To be done: Identify the lines that contain the string "piControl" and copy all of them.

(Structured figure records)
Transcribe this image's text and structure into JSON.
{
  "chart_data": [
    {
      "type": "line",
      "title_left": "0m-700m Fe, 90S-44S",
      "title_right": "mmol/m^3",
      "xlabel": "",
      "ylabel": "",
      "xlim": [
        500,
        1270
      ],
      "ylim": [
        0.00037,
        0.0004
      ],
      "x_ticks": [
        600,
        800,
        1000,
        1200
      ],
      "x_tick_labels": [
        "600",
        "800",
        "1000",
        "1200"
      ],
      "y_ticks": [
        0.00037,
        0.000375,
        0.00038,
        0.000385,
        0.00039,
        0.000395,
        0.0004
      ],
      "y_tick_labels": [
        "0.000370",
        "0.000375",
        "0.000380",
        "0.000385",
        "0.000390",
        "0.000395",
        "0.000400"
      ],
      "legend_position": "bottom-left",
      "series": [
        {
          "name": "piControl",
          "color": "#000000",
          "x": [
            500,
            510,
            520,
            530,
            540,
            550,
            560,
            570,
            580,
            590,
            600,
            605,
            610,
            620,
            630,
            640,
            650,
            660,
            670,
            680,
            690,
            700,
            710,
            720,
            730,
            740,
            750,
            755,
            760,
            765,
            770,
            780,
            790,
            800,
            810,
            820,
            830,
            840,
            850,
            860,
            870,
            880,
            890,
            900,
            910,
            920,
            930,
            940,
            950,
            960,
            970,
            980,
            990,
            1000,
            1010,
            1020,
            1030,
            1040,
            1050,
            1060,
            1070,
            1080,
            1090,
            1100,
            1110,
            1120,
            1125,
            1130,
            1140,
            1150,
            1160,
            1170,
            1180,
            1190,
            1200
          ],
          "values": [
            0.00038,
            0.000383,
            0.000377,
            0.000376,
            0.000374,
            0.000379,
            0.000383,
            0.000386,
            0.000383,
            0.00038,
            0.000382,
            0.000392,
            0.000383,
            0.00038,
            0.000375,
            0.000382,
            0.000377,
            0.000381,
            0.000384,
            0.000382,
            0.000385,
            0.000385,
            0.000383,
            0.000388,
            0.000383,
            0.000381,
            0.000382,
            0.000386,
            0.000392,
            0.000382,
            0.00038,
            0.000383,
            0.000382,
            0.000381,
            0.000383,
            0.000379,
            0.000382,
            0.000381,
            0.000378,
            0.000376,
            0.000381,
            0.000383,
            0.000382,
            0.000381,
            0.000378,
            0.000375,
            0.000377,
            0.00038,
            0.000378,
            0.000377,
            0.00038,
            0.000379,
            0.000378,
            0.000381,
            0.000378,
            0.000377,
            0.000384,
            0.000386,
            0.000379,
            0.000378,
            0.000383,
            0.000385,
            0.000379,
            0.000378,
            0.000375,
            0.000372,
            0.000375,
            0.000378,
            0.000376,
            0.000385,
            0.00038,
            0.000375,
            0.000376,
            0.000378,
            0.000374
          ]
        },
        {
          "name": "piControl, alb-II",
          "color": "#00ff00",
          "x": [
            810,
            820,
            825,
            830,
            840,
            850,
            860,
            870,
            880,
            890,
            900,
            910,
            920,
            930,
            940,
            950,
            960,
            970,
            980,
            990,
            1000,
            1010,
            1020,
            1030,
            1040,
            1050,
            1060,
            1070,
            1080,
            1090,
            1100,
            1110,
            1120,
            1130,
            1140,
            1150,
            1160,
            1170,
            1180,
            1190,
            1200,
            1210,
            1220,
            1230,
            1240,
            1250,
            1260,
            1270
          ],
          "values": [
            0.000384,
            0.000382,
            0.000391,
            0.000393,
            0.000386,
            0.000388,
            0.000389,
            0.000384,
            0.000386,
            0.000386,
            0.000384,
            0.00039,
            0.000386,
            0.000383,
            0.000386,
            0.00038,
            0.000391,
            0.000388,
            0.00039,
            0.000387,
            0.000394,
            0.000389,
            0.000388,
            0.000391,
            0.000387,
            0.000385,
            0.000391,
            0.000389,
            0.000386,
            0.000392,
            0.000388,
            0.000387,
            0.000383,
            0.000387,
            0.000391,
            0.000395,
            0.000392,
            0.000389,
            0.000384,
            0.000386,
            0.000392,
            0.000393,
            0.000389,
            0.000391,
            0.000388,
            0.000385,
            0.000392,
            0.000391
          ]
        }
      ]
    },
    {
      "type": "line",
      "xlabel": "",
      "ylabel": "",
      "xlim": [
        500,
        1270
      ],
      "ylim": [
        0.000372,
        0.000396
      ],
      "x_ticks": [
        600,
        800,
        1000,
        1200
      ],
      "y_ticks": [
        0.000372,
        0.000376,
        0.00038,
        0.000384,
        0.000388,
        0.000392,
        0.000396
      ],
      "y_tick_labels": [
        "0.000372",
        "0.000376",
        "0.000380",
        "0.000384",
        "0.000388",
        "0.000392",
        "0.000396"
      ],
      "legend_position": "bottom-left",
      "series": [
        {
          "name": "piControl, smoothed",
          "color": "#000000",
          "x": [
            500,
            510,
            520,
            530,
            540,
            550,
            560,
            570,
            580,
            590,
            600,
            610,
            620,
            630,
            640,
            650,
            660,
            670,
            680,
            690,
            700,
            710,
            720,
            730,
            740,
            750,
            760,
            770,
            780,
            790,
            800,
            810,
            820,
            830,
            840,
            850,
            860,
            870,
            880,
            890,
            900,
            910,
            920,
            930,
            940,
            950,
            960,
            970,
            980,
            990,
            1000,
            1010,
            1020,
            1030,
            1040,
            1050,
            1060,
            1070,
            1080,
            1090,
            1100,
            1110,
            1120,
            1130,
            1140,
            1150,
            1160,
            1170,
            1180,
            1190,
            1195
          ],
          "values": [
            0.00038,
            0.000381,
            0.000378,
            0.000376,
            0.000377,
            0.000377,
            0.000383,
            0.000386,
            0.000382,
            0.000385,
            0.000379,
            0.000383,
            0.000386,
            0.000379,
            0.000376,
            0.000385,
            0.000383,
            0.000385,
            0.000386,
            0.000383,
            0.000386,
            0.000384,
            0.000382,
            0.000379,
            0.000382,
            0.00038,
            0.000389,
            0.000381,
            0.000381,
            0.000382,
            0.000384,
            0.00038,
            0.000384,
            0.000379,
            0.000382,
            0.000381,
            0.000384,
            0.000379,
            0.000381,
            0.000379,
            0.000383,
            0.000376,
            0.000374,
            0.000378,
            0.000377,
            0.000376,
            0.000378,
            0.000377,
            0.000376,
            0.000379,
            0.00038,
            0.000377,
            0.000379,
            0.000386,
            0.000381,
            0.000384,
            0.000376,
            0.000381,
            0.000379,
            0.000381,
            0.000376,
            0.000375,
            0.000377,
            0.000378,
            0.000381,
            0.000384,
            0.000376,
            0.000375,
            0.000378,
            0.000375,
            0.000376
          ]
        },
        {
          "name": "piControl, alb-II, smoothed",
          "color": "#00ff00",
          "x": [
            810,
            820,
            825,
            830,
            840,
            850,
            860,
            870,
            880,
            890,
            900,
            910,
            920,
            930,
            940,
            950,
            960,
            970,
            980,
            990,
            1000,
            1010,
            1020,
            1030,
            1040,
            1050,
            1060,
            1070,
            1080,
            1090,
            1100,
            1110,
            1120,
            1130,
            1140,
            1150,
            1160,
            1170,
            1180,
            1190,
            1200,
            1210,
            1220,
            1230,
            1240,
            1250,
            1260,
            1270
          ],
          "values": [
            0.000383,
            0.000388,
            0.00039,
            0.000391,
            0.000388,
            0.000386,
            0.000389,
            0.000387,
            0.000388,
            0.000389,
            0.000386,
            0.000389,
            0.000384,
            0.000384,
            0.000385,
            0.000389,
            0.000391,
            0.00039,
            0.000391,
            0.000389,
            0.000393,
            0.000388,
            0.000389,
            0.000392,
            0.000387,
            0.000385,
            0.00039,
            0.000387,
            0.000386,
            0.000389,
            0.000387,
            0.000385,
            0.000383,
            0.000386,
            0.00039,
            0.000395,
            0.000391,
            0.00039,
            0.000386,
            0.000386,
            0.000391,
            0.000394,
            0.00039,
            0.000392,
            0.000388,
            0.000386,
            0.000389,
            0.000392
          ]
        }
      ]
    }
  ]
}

Answer:
          "name": "piControl",
          "name": "piControl, alb-II",
          "name": "piControl, smoothed",
          "name": "piControl, alb-II, smoothed",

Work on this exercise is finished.